Rows from a dataset

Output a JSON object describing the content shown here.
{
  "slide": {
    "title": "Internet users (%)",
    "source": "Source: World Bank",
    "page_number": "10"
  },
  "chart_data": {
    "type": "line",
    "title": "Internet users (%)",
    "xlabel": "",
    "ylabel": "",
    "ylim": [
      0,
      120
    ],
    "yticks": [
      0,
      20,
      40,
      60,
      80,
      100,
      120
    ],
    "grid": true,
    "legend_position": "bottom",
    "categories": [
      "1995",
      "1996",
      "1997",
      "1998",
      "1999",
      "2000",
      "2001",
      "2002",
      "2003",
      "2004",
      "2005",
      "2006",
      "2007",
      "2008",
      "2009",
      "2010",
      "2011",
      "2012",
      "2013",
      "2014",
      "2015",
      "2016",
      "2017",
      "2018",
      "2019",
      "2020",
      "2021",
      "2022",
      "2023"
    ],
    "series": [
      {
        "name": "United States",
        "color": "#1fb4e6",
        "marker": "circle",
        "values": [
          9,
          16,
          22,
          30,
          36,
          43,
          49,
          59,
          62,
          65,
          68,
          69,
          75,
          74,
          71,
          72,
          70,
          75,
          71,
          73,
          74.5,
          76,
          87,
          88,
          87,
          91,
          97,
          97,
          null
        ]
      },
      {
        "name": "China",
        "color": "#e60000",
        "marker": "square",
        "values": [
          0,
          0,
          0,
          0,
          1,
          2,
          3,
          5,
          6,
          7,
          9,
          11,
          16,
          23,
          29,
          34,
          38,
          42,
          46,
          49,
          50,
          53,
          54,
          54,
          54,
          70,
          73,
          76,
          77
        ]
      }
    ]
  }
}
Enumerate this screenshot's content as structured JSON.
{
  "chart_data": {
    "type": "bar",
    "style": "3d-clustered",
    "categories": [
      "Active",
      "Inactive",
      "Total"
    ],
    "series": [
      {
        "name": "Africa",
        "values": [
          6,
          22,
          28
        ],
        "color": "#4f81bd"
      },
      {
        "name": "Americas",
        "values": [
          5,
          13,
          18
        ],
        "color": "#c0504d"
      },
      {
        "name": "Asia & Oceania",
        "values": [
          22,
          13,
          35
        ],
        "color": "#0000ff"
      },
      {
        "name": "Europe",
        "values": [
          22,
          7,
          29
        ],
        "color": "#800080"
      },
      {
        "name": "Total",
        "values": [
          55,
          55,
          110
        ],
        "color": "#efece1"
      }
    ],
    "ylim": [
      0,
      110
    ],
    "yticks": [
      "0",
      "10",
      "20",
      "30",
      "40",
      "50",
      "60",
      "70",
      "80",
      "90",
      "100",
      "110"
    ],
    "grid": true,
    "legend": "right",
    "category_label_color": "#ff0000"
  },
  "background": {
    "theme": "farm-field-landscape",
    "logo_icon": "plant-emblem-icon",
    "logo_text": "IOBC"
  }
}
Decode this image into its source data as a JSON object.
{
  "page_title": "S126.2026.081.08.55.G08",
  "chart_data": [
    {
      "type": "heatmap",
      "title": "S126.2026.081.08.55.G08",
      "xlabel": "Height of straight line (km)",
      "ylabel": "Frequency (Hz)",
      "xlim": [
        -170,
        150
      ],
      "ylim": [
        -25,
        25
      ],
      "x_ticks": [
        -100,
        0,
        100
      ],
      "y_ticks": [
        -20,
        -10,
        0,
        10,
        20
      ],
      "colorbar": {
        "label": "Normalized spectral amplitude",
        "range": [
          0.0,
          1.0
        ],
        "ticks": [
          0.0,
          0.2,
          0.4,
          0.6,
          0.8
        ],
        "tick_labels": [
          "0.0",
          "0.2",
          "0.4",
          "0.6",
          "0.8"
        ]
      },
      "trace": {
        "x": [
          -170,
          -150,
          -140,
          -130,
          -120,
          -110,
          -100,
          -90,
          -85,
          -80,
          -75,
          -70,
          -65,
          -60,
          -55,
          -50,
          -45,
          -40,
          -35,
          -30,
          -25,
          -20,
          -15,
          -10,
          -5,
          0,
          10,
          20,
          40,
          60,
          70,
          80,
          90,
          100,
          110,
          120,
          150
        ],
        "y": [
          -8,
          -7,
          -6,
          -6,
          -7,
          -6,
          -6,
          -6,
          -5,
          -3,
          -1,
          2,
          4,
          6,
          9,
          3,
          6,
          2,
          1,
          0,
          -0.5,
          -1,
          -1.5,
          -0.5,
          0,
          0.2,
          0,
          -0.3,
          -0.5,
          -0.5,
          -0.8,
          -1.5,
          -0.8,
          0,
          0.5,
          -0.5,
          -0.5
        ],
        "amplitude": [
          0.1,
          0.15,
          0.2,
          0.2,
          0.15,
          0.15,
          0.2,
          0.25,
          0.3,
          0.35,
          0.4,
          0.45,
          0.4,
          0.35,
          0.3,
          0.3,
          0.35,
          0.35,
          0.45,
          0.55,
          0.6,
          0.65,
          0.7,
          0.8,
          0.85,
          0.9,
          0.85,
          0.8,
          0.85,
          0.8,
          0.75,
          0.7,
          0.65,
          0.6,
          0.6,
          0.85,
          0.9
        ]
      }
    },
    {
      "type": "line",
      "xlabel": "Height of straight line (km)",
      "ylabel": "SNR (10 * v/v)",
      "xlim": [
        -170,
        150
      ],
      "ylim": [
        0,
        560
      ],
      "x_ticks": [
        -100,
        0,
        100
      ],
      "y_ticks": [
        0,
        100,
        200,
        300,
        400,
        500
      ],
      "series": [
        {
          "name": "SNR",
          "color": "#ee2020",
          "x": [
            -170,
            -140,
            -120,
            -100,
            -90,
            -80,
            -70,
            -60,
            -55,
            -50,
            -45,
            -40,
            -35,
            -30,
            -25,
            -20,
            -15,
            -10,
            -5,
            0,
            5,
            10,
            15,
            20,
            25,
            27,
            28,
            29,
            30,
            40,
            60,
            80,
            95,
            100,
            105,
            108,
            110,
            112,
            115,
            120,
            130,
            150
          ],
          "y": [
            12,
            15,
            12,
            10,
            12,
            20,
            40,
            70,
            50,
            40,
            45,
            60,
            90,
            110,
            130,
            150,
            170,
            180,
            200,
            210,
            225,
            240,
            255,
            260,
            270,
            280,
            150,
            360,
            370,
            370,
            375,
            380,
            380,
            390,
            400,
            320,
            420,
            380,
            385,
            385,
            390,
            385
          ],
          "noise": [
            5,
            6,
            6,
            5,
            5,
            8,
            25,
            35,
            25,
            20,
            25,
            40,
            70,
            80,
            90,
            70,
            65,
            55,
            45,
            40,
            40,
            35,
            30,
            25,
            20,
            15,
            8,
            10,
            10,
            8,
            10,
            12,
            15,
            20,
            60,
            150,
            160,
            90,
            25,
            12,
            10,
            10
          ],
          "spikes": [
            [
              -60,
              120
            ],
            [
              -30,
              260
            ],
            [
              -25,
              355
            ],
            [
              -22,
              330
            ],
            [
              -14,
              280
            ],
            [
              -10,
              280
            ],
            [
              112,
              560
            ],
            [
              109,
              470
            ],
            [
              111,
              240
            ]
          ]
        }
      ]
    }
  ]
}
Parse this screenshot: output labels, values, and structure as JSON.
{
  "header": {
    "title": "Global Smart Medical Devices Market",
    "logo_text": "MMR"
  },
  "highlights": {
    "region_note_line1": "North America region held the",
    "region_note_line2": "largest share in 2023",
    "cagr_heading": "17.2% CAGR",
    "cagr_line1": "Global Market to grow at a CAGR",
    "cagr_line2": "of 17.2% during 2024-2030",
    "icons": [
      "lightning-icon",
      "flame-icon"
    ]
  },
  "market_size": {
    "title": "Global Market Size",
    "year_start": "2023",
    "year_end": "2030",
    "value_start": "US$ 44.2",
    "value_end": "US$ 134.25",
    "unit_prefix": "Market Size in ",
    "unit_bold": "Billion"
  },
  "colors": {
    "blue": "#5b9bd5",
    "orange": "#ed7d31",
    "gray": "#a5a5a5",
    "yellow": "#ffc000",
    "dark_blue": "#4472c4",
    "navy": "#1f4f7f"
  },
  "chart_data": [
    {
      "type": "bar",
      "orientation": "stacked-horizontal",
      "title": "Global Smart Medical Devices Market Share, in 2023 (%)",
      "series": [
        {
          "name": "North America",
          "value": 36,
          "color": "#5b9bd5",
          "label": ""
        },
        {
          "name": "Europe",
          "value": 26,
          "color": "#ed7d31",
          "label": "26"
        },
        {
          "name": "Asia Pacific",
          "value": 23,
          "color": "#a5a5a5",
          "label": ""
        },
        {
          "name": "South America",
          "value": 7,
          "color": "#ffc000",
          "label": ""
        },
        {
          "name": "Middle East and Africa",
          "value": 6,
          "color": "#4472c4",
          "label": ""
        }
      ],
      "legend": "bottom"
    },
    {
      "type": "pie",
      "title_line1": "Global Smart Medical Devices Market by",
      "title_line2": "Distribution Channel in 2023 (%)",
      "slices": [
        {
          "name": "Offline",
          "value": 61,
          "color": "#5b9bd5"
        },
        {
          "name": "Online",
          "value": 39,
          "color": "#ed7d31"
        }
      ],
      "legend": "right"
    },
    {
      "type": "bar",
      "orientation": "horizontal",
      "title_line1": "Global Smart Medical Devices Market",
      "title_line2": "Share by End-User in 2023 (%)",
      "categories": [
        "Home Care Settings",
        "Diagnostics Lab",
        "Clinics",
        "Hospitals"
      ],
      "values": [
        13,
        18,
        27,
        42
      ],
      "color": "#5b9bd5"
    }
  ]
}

> What you need to do
Examine the listing and say how many of its lines contain the string "Devices". Give the number alone.

> Task response
4